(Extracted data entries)
*****

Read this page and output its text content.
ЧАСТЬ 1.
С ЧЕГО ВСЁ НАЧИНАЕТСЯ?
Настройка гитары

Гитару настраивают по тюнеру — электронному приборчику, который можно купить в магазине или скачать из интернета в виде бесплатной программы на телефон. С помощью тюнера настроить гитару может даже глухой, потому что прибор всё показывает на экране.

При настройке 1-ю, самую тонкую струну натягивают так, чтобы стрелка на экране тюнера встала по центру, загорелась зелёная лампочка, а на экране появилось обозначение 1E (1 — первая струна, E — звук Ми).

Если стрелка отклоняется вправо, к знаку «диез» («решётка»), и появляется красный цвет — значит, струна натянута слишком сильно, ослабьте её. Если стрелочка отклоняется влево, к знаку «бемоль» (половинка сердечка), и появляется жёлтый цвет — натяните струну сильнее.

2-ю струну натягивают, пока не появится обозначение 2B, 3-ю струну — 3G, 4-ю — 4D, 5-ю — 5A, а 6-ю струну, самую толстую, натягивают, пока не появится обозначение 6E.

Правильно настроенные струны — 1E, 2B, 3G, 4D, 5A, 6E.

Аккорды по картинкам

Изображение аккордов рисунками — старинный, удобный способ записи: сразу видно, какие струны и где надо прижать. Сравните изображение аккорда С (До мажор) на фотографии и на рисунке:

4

*****

Show, from the listing above, each line that contains the word "струну".

При настройке 1-ю, самую тонкую струну натягивают так, чтобы стрелка на экране тюнера встала по центру, загорелась зелёная лампочка, а на экране появилось обозначение 1E (1 — первая струна, E — звук Ми).
Если стрелка отклоняется вправо, к знаку «диез» («решётка»), и появляется красный цвет — значит, струна натянута слишком сильно, ослабьте её. Если стрелочка отклоняется влево, к знаку «бемоль» (половинка сердечка), и появляется жёлтый цвет — натяните струну сильнее.
2-ю струну натягивают, пока не появится обозначение 2B, 3-ю струну — 3G, 4-ю — 4D, 5-ю — 5A, а 6-ю струну, самую толстую, натягивают, пока не появится обозначение 6E.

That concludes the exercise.